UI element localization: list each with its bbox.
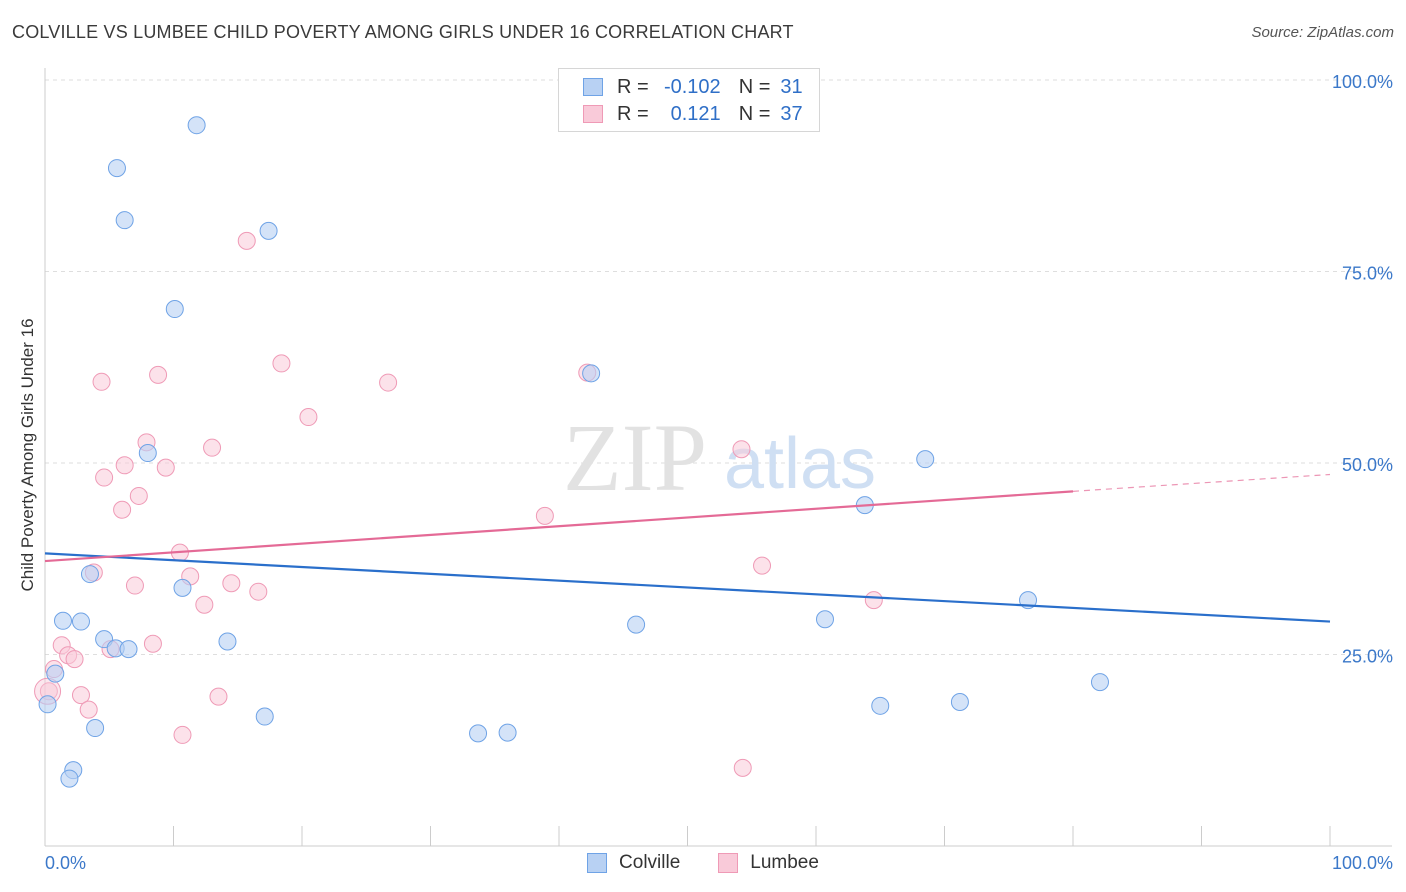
axes (44, 68, 1392, 847)
colville-point (950, 692, 969, 711)
lumbee-point (173, 725, 192, 744)
colville-point (259, 221, 278, 240)
lumbee-trend-extension (1072, 473, 1331, 492)
lumbee-point (149, 365, 168, 384)
colville-trend-line (44, 552, 1331, 623)
colville-point (627, 615, 646, 634)
lumbee-point (125, 576, 144, 595)
watermark-zip: ZIP (563, 404, 707, 511)
lumbee-point (237, 231, 256, 250)
lumbee-point (79, 700, 98, 719)
lumbee-point (129, 486, 148, 505)
watermark-atlas: atlas (724, 424, 876, 504)
y-tick-label: 100.0% (1332, 72, 1393, 92)
y-tick-label: 25.0% (1342, 647, 1393, 667)
lumbee-point (535, 506, 554, 525)
legend-label-colville: Colville (619, 852, 681, 873)
legend-item-lumbee[interactable]: Lumbee (718, 852, 819, 874)
lumbee-swatch (583, 105, 603, 123)
colville-point (119, 640, 138, 659)
series-legend: Colville Lumbee (0, 852, 1406, 874)
lumbee-point (203, 438, 222, 457)
colville-point (469, 724, 488, 743)
lumbee-point (95, 468, 114, 487)
source-label: Source: ZipAtlas.com (1251, 24, 1394, 41)
colville-point (255, 707, 274, 726)
colville-point (138, 444, 157, 463)
y-tick-label: 75.0% (1342, 264, 1393, 284)
colville-point (53, 611, 72, 630)
tick-labels: 25.0% 50.0% 75.0% 100.0% 0.0% 100.0% (45, 72, 1393, 873)
r-label: R = (617, 102, 649, 125)
lumbee-point (732, 440, 751, 459)
colville-point (71, 612, 90, 631)
lumbee-point (71, 686, 90, 705)
lumbee-point (379, 373, 398, 392)
colville-point (86, 719, 105, 738)
colville-point (1090, 673, 1109, 692)
colville-point (115, 211, 134, 230)
colville-point (107, 159, 126, 178)
r-value: -0.102 (663, 75, 721, 98)
r-label: R = (617, 75, 649, 98)
n-label: N = (738, 75, 771, 98)
colville-point (165, 300, 184, 319)
colville-point (60, 769, 79, 788)
x-tick-label: 100.0% (1332, 853, 1393, 873)
colville-point (916, 450, 935, 469)
colville-point (218, 632, 237, 651)
chart-title: COLVILLE VS LUMBEE CHILD POVERTY AMONG G… (12, 22, 794, 42)
lumbee-trend-line (44, 490, 1074, 563)
lumbee-swatch (718, 853, 739, 873)
lumbee-point (299, 408, 318, 427)
colville-point (498, 723, 517, 742)
colville-point (173, 578, 192, 597)
colville-point (80, 565, 99, 584)
legend-row-colville: R = -0.102 N = 31 (583, 75, 803, 99)
lumbee-point (733, 758, 752, 777)
grid-lines (45, 79, 1392, 655)
lumbee-point (113, 500, 132, 519)
colville-point (871, 696, 890, 715)
lumbee-point (143, 634, 162, 653)
y-tick-label: 50.0% (1342, 455, 1393, 475)
legend-item-colville[interactable]: Colville (587, 852, 680, 874)
r-value: 0.121 (670, 102, 721, 125)
colville-point (46, 664, 65, 683)
legend-label-lumbee: Lumbee (750, 852, 819, 873)
colville-point (38, 695, 57, 714)
n-value: 31 (780, 75, 803, 98)
lumbee-point (65, 650, 84, 669)
x-tick-label: 0.0% (45, 853, 86, 873)
colville-point (582, 364, 601, 383)
colville-swatch (583, 78, 603, 96)
lumbee-point (272, 354, 291, 373)
correlation-legend: R = -0.102 N = 31 R = 0.121 N = 37 (558, 68, 820, 132)
lumbee-point (864, 591, 883, 610)
colville-point (187, 116, 206, 135)
colville-swatch (587, 853, 608, 873)
lumbee-point (92, 372, 111, 391)
lumbee-point (115, 456, 134, 475)
lumbee-point (753, 556, 772, 575)
lumbee-point (209, 687, 228, 706)
colville-points (38, 116, 1109, 788)
lumbee-points (34, 231, 883, 777)
legend-row-lumbee: R = 0.121 N = 37 (583, 102, 803, 126)
lumbee-point (156, 458, 175, 477)
trend-lines (44, 473, 1331, 623)
n-value: 37 (780, 102, 803, 125)
colville-point (815, 610, 834, 629)
lumbee-point (195, 595, 214, 614)
n-label: N = (738, 102, 771, 125)
lumbee-point (222, 574, 241, 593)
lumbee-point (249, 582, 268, 601)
========================================================================
Goal: Reproduce every line of the records above word for word, leaving the picture out of your answer.

Output for this task:
UI element localization: list each with its bbox.
axes (44, 68, 1392, 847)
colville-point (950, 692, 969, 711)
lumbee-point (173, 725, 192, 744)
colville-point (259, 221, 278, 240)
lumbee-trend-extension (1072, 473, 1331, 492)
lumbee-point (149, 365, 168, 384)
colville-trend-line (44, 552, 1331, 623)
colville-point (627, 615, 646, 634)
lumbee-point (125, 576, 144, 595)
watermark-zip: ZIP (563, 404, 707, 511)
lumbee-point (237, 231, 256, 250)
lumbee-point (79, 700, 98, 719)
lumbee-point (129, 486, 148, 505)
watermark-atlas: atlas (724, 424, 876, 504)
y-tick-label: 100.0% (1332, 72, 1393, 92)
y-tick-label: 25.0% (1342, 647, 1393, 667)
lumbee-point (535, 506, 554, 525)
legend-label-colville: Colville (619, 852, 681, 873)
legend-item-lumbee[interactable]: Lumbee (718, 852, 819, 874)
lumbee-swatch (583, 105, 603, 123)
colville-point (119, 640, 138, 659)
series-legend: Colville Lumbee (0, 852, 1406, 874)
lumbee-point (203, 438, 222, 457)
colville-point (469, 724, 488, 743)
lumbee-point (95, 468, 114, 487)
source-label: Source: ZipAtlas.com (1251, 24, 1394, 41)
colville-point (255, 707, 274, 726)
colville-point (138, 444, 157, 463)
y-tick-label: 75.0% (1342, 264, 1393, 284)
colville-point (53, 611, 72, 630)
tick-labels: 25.0% 50.0% 75.0% 100.0% 0.0% 100.0% (45, 72, 1393, 873)
r-label: R = (617, 102, 649, 125)
lumbee-point (732, 440, 751, 459)
colville-point (71, 612, 90, 631)
lumbee-point (71, 686, 90, 705)
lumbee-point (379, 373, 398, 392)
colville-point (86, 719, 105, 738)
colville-point (1090, 673, 1109, 692)
colville-point (115, 211, 134, 230)
colville-point (107, 159, 126, 178)
r-value: -0.102 (663, 75, 721, 98)
r-label: R = (617, 75, 649, 98)
n-label: N = (738, 75, 771, 98)
colville-point (165, 300, 184, 319)
colville-point (60, 769, 79, 788)
x-tick-label: 100.0% (1332, 853, 1393, 873)
colville-point (916, 450, 935, 469)
colville-point (218, 632, 237, 651)
chart-title: COLVILLE VS LUMBEE CHILD POVERTY AMONG G… (12, 22, 794, 42)
lumbee-trend-line (44, 490, 1074, 563)
lumbee-swatch (718, 853, 739, 873)
lumbee-point (299, 408, 318, 427)
colville-point (498, 723, 517, 742)
colville-point (173, 578, 192, 597)
colville-point (80, 565, 99, 584)
legend-row-colville: R = -0.102 N = 31 (583, 75, 803, 99)
lumbee-point (733, 758, 752, 777)
grid-lines (45, 79, 1392, 655)
lumbee-point (113, 500, 132, 519)
colville-point (871, 696, 890, 715)
lumbee-point (143, 634, 162, 653)
y-tick-label: 50.0% (1342, 455, 1393, 475)
legend-item-colville[interactable]: Colville (587, 852, 680, 874)
r-value: 0.121 (670, 102, 721, 125)
colville-point (46, 664, 65, 683)
legend-label-lumbee: Lumbee (750, 852, 819, 873)
colville-point (38, 695, 57, 714)
n-value: 31 (780, 75, 803, 98)
lumbee-point (65, 650, 84, 669)
x-tick-label: 0.0% (45, 853, 86, 873)
colville-point (582, 364, 601, 383)
colville-swatch (583, 78, 603, 96)
lumbee-point (272, 354, 291, 373)
correlation-legend: R = -0.102 N = 31 R = 0.121 N = 37 (558, 68, 820, 132)
lumbee-point (864, 591, 883, 610)
colville-point (187, 116, 206, 135)
colville-swatch (587, 853, 608, 873)
lumbee-point (92, 372, 111, 391)
lumbee-point (115, 456, 134, 475)
lumbee-point (753, 556, 772, 575)
lumbee-point (209, 687, 228, 706)
colville-points (38, 116, 1109, 788)
lumbee-points (34, 231, 883, 777)
legend-row-lumbee: R = 0.121 N = 37 (583, 102, 803, 126)
lumbee-point (156, 458, 175, 477)
trend-lines (44, 473, 1331, 623)
n-value: 37 (780, 102, 803, 125)
colville-point (815, 610, 834, 629)
lumbee-point (195, 595, 214, 614)
n-label: N = (738, 102, 771, 125)
lumbee-point (222, 574, 241, 593)
lumbee-point (249, 582, 268, 601)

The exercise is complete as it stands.